* Problem to work on *
Where a line contains the string "name", copy that line.
-- Start --
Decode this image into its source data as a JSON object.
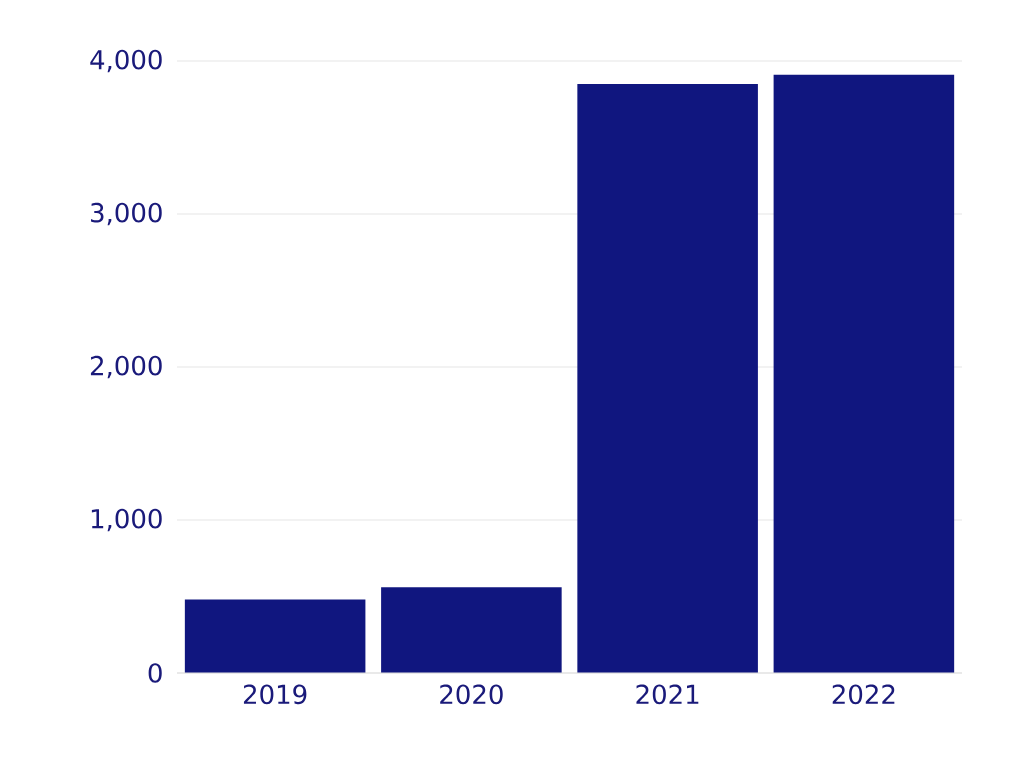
{
  "chart_data": {
    "type": "bar",
    "categories": [
      "2019",
      "2020",
      "2021",
      "2022"
    ],
    "values": [
      480,
      560,
      3850,
      3910
    ],
    "color": "#10167f",
    "ylim": [
      0,
      4000
    ],
    "yticks": [
      0,
      {
        "value": 1000,
        "label": "1,000"
      },
      {
        "value": 2000,
        "label": "2,000"
      },
      {
        "value": 3000,
        "label": "3,000"
      },
      {
        "value": 4000,
        "label": "4,000"
      }
    ],
    "grid": "y"
  }
}
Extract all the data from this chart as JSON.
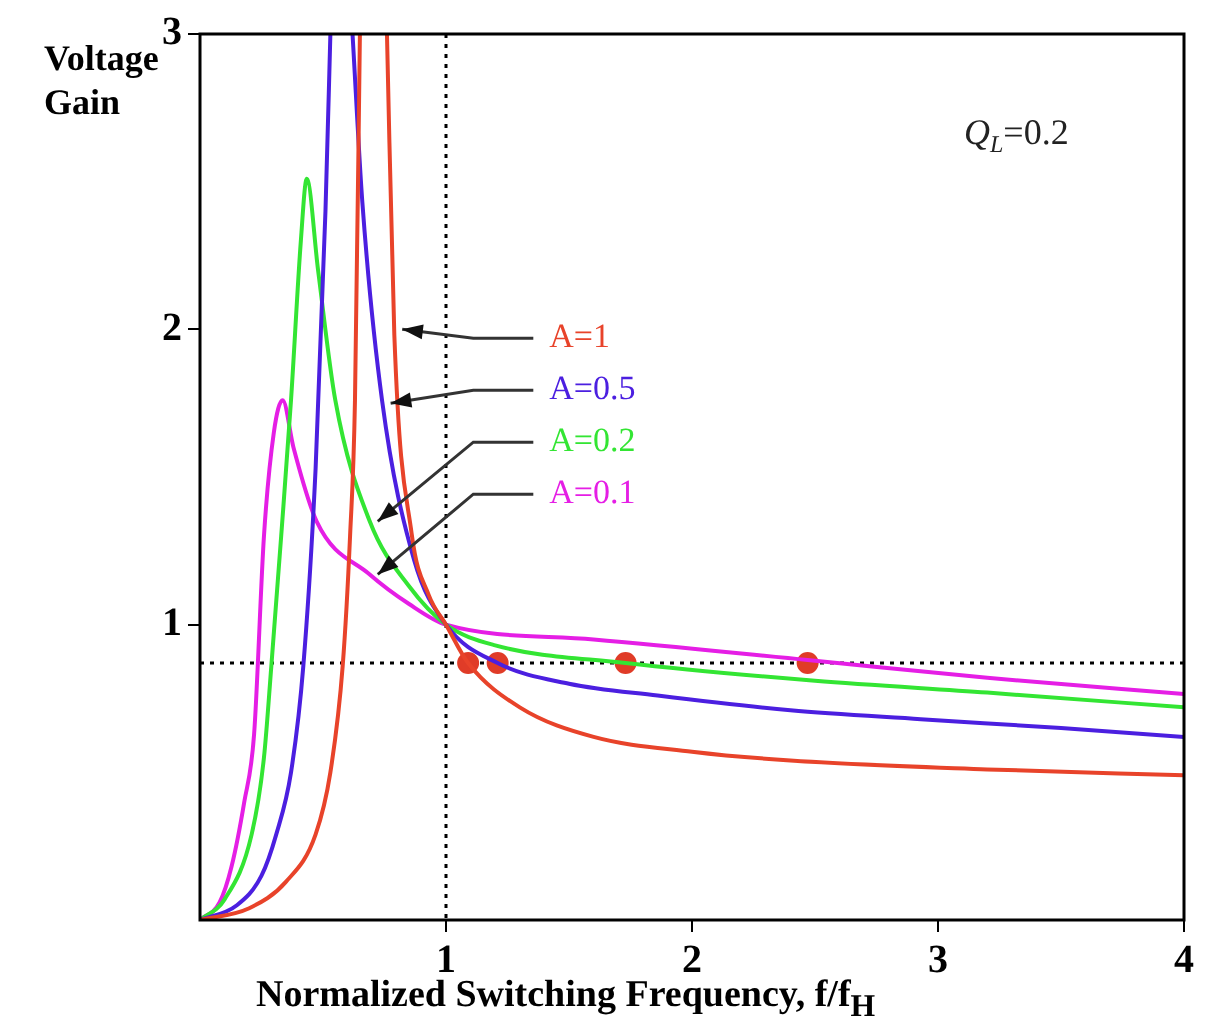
{
  "chart_data": {
    "type": "line",
    "ylabel": "Voltage Gain",
    "xlabel": "Normalized Switching Frequency, f/f$_{H}$",
    "annotations": [
      "Q$_{L}$=0.2"
    ],
    "xlim": [
      0,
      4
    ],
    "ylim": [
      0,
      3
    ],
    "xticks": [
      1,
      2,
      3,
      4
    ],
    "yticks": [
      1,
      2,
      3
    ],
    "grid": false,
    "line_style": "solid",
    "marker": "none",
    "ref_lines": [
      {
        "axis": "x",
        "value": 1,
        "color": "#000000",
        "line_style": "dotted"
      },
      {
        "axis": "y",
        "value": 0.87,
        "color": "#000000",
        "line_style": "dotted"
      }
    ],
    "series": [
      {
        "name": "A=1",
        "color": "#e8432a",
        "x": [
          0,
          0.2,
          0.35,
          0.47,
          0.53,
          0.58,
          0.61,
          0.63,
          0.65,
          0.7,
          0.76,
          0.79,
          0.86,
          0.93,
          1,
          1.09,
          1.3,
          1.6,
          2,
          2.4,
          3.2,
          4
        ],
        "values": [
          0,
          0.04,
          0.13,
          0.29,
          0.5,
          0.86,
          1.3,
          1.76,
          3,
          null,
          3,
          1.98,
          1.31,
          1.1,
          1,
          0.87,
          0.72,
          0.62,
          0.57,
          0.54,
          0.51,
          0.49
        ]
      },
      {
        "name": "A=0.5",
        "color": "#4b1fe0",
        "x": [
          0,
          0.15,
          0.25,
          0.31,
          0.37,
          0.42,
          0.47,
          0.51,
          0.53,
          0.58,
          0.62,
          0.66,
          0.74,
          0.87,
          1,
          1.21,
          1.5,
          1.86,
          2.4,
          2.93,
          3.5,
          4
        ],
        "values": [
          0,
          0.05,
          0.15,
          0.29,
          0.5,
          0.86,
          1.53,
          2.4,
          3,
          null,
          3,
          2.43,
          1.76,
          1.22,
          1,
          0.87,
          0.8,
          0.76,
          0.71,
          0.68,
          0.65,
          0.62
        ]
      },
      {
        "name": "A=0.2",
        "color": "#33e533",
        "x": [
          0,
          0.1,
          0.21,
          0.26,
          0.29,
          0.33,
          0.37,
          0.41,
          0.434,
          0.48,
          0.55,
          0.69,
          0.85,
          1,
          1.2,
          1.73,
          2.5,
          3.2,
          4
        ],
        "values": [
          0,
          0.07,
          0.29,
          0.55,
          0.86,
          1.3,
          1.76,
          2.3,
          2.51,
          2.2,
          1.76,
          1.35,
          1.13,
          1,
          0.93,
          0.87,
          0.81,
          0.77,
          0.72
        ]
      },
      {
        "name": "A=0.1",
        "color": "#e51ee5",
        "x": [
          0,
          0.08,
          0.128,
          0.18,
          0.22,
          0.26,
          0.3,
          0.336,
          0.38,
          0.474,
          0.69,
          0.85,
          1,
          1.6,
          2.47,
          3.2,
          4
        ],
        "values": [
          0,
          0.06,
          0.18,
          0.4,
          0.63,
          1.3,
          1.65,
          1.76,
          1.6,
          1.35,
          1.17,
          1.07,
          1,
          0.95,
          0.88,
          0.82,
          0.765
        ]
      },
      {
        "type": "scatter",
        "color": "#e03c28",
        "marker": "circle",
        "x": [
          1.09,
          1.21,
          1.73,
          2.47
        ],
        "values": [
          0.87,
          0.87,
          0.87,
          0.87
        ]
      }
    ]
  }
}
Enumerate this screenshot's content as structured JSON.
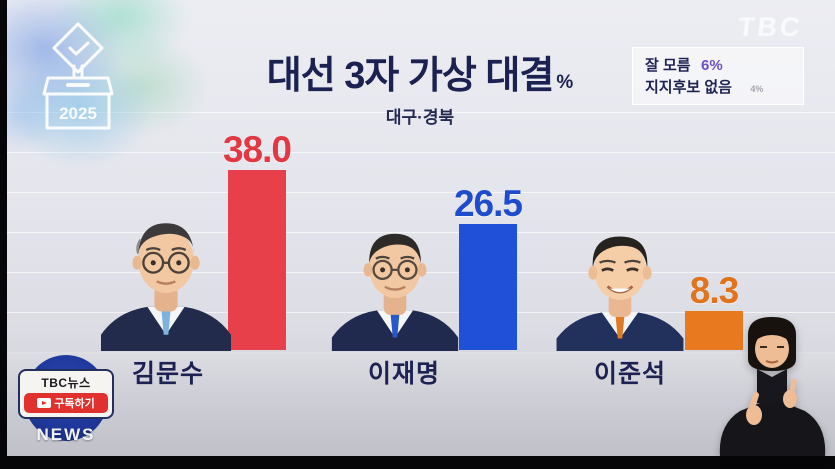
{
  "channel": {
    "watermark": "TBC",
    "news_vertical": "NEWS",
    "subscribe_badge": {
      "title": "TBC뉴스",
      "subscribe": "구독하기"
    }
  },
  "graphic": {
    "year": "2025",
    "title": "대선 3자 가상 대결",
    "unit": "%",
    "region": "대구·경북",
    "info_box": {
      "dont_know_label": "잘 모름",
      "dont_know_value": "6%",
      "no_candidate_label": "지지후보 없음",
      "no_candidate_value": "4%"
    }
  },
  "candidates": [
    {
      "name": "김문수",
      "value_label": "38.0",
      "color": "#e23843"
    },
    {
      "name": "이재명",
      "value_label": "26.5",
      "color": "#1f4ccc"
    },
    {
      "name": "이준석",
      "value_label": "8.3",
      "color": "#e0731d"
    }
  ],
  "chart_data": {
    "type": "bar",
    "title": "대선 3자 가상 대결",
    "subtitle": "대구·경북",
    "unit": "%",
    "categories": [
      "김문수",
      "이재명",
      "이준석"
    ],
    "values": [
      38.0,
      26.5,
      8.3
    ],
    "bar_colors": [
      "#e8404a",
      "#2050d8",
      "#e8791f"
    ],
    "value_label_colors": [
      "#e23843",
      "#1f4ccc",
      "#e0731d"
    ],
    "annotations": [
      "잘 모름 6%",
      "지지후보 없음 4%"
    ],
    "ylim": [
      0,
      42
    ],
    "grid": true,
    "legend": false
  }
}
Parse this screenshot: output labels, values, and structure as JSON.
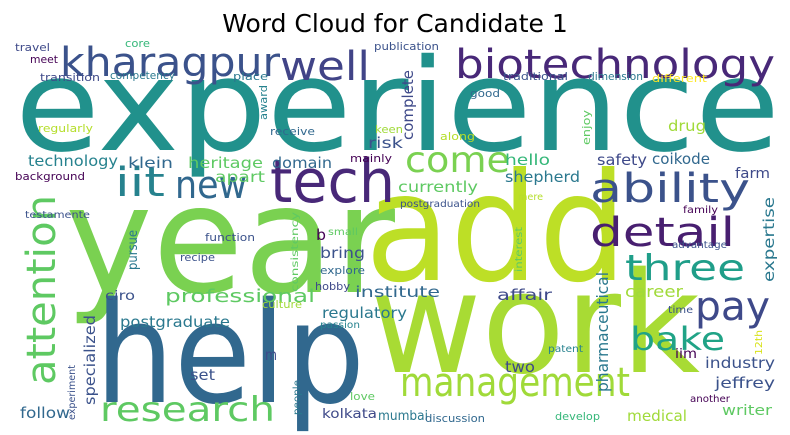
{
  "title": "Word Cloud for Candidate 1",
  "words": [
    {
      "text": "experience",
      "color": "#21918c"
    },
    {
      "text": "year",
      "color": "#7ad151"
    },
    {
      "text": "add",
      "color": "#bddf26"
    },
    {
      "text": "help",
      "color": "#31688e"
    },
    {
      "text": "work",
      "color": "#a8db34"
    },
    {
      "text": "tech",
      "color": "#482878"
    },
    {
      "text": "kharagpur",
      "color": "#3b528b"
    },
    {
      "text": "well",
      "color": "#414487"
    },
    {
      "text": "biotechnology",
      "color": "#482878"
    },
    {
      "text": "iit",
      "color": "#26828e"
    },
    {
      "text": "new",
      "color": "#31688e"
    },
    {
      "text": "come",
      "color": "#7ad151"
    },
    {
      "text": "ability",
      "color": "#3b528b"
    },
    {
      "text": "detail",
      "color": "#481f70"
    },
    {
      "text": "three",
      "color": "#1f9e89"
    },
    {
      "text": "pay",
      "color": "#3e4989"
    },
    {
      "text": "bake",
      "color": "#20a386"
    },
    {
      "text": "management",
      "color": "#a0da39"
    },
    {
      "text": "research",
      "color": "#5ec962"
    },
    {
      "text": "attention",
      "color": "#5ec962"
    },
    {
      "text": "professional",
      "color": "#5ec962"
    },
    {
      "text": "postgraduate",
      "color": "#2a788e"
    },
    {
      "text": "regulatory",
      "color": "#2a788e"
    },
    {
      "text": "institute",
      "color": "#31688e"
    },
    {
      "text": "affair",
      "color": "#3e4989"
    },
    {
      "text": "career",
      "color": "#a0da39"
    },
    {
      "text": "pharmaceutical",
      "color": "#2a788e"
    },
    {
      "text": "industry",
      "color": "#3b528b"
    },
    {
      "text": "jeffrey",
      "color": "#3b528b"
    },
    {
      "text": "writer",
      "color": "#5ec962"
    },
    {
      "text": "medical",
      "color": "#a0da39"
    },
    {
      "text": "iim",
      "color": "#440154"
    },
    {
      "text": "expertise",
      "color": "#2a788e"
    },
    {
      "text": "farm",
      "color": "#3e4989"
    },
    {
      "text": "coikode",
      "color": "#31688e"
    },
    {
      "text": "safety",
      "color": "#3e4989"
    },
    {
      "text": "drug",
      "color": "#a0da39"
    },
    {
      "text": "hello",
      "color": "#35b779"
    },
    {
      "text": "shepherd",
      "color": "#2a788e"
    },
    {
      "text": "currently",
      "color": "#5ec962"
    },
    {
      "text": "complete",
      "color": "#3e4989"
    },
    {
      "text": "risk",
      "color": "#3b528b"
    },
    {
      "text": "mainly",
      "color": "#440154"
    },
    {
      "text": "domain",
      "color": "#31688e"
    },
    {
      "text": "apart",
      "color": "#5ec962"
    },
    {
      "text": "heritage",
      "color": "#5ec962"
    },
    {
      "text": "klein",
      "color": "#31688e"
    },
    {
      "text": "technology",
      "color": "#26828e"
    },
    {
      "text": "background",
      "color": "#440154"
    },
    {
      "text": "testamente",
      "color": "#3b528b"
    },
    {
      "text": "regularly",
      "color": "#b5de2b"
    },
    {
      "text": "receive",
      "color": "#31688e"
    },
    {
      "text": "keen",
      "color": "#a0da39"
    },
    {
      "text": "along",
      "color": "#b5de2b"
    },
    {
      "text": "good",
      "color": "#31688e"
    },
    {
      "text": "award",
      "color": "#26828e"
    },
    {
      "text": "enjoy",
      "color": "#5ec962"
    },
    {
      "text": "traditional",
      "color": "#3b528b"
    },
    {
      "text": "dimension",
      "color": "#2a788e"
    },
    {
      "text": "different",
      "color": "#fde725"
    },
    {
      "text": "publication",
      "color": "#3b528b"
    },
    {
      "text": "core",
      "color": "#35b779"
    },
    {
      "text": "travel",
      "color": "#3e4989"
    },
    {
      "text": "meet",
      "color": "#440154"
    },
    {
      "text": "transition",
      "color": "#3e4989"
    },
    {
      "text": "competency",
      "color": "#2a788e"
    },
    {
      "text": "place",
      "color": "#2a788e"
    },
    {
      "text": "b",
      "color": "#440154"
    },
    {
      "text": "small",
      "color": "#5ec962"
    },
    {
      "text": "bring",
      "color": "#3b528b"
    },
    {
      "text": "explore",
      "color": "#31688e"
    },
    {
      "text": "hobby",
      "color": "#3e4989"
    },
    {
      "text": "passion",
      "color": "#26828e"
    },
    {
      "text": "consistency",
      "color": "#5ec962"
    },
    {
      "text": "function",
      "color": "#3b528b"
    },
    {
      "text": "recipe",
      "color": "#3b528b"
    },
    {
      "text": "culture",
      "color": "#a0da39"
    },
    {
      "text": "pursue",
      "color": "#2a788e"
    },
    {
      "text": "ciro",
      "color": "#3b528b"
    },
    {
      "text": "specialized",
      "color": "#3b528b"
    },
    {
      "text": "experiment",
      "color": "#3b528b"
    },
    {
      "text": "follow",
      "color": "#31688e"
    },
    {
      "text": "set",
      "color": "#3b528b"
    },
    {
      "text": "m",
      "color": "#3e4989"
    },
    {
      "text": "people",
      "color": "#2a788e"
    },
    {
      "text": "love",
      "color": "#5ec962"
    },
    {
      "text": "kolkata",
      "color": "#3e4989"
    },
    {
      "text": "mumbai",
      "color": "#2a788e"
    },
    {
      "text": "discussion",
      "color": "#31688e"
    },
    {
      "text": "develop",
      "color": "#35b779"
    },
    {
      "text": "two",
      "color": "#3e4989"
    },
    {
      "text": "patent",
      "color": "#26828e"
    },
    {
      "text": "time",
      "color": "#3b528b"
    },
    {
      "text": "12th",
      "color": "#d8e219"
    },
    {
      "text": "another",
      "color": "#440154"
    },
    {
      "text": "family",
      "color": "#440154"
    },
    {
      "text": "advantage",
      "color": "#3b528b"
    },
    {
      "text": "interest",
      "color": "#5ec962"
    },
    {
      "text": "mere",
      "color": "#b5de2b"
    },
    {
      "text": "postgraduation",
      "color": "#3b528b"
    }
  ]
}
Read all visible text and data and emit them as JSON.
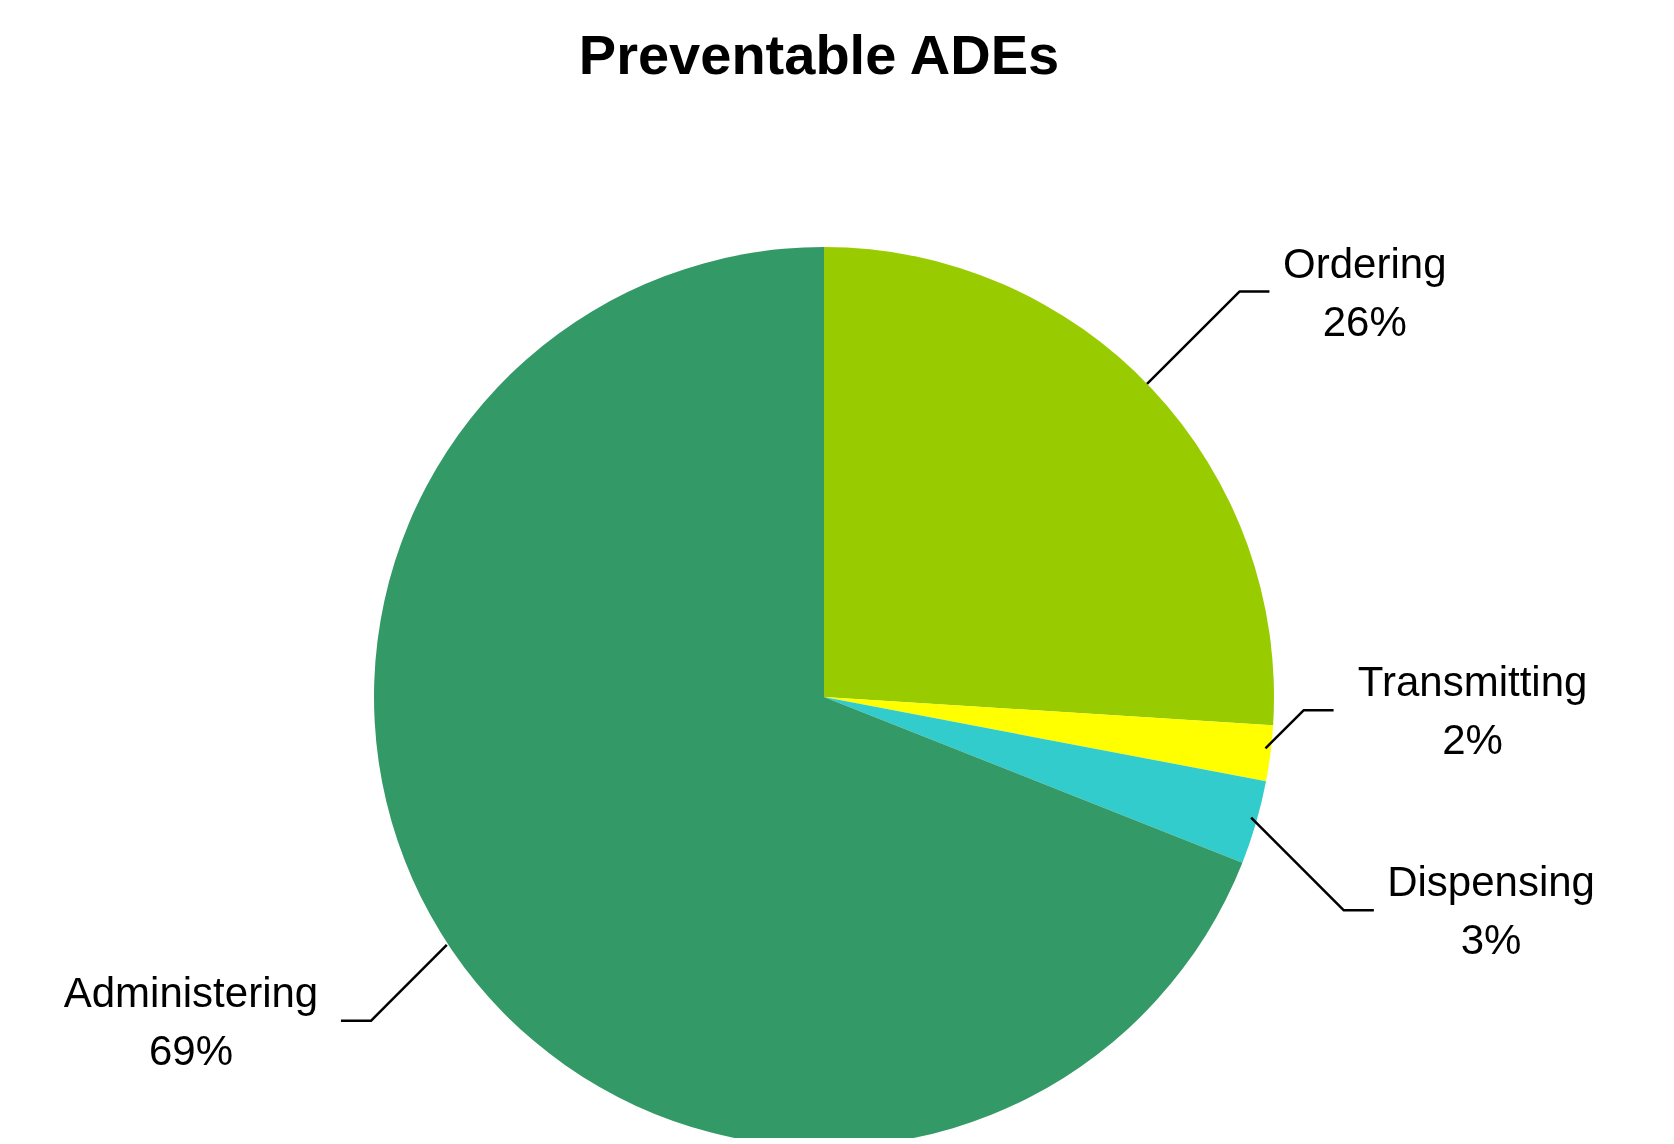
-- End --
* Reply *
        "name": "A=1",
        "name": "A=0.5",
        "name": "A=0.2",
        "name": "A=0.1",
      "name": "김문수",
      "name": "이재명",
      "name": "이준석",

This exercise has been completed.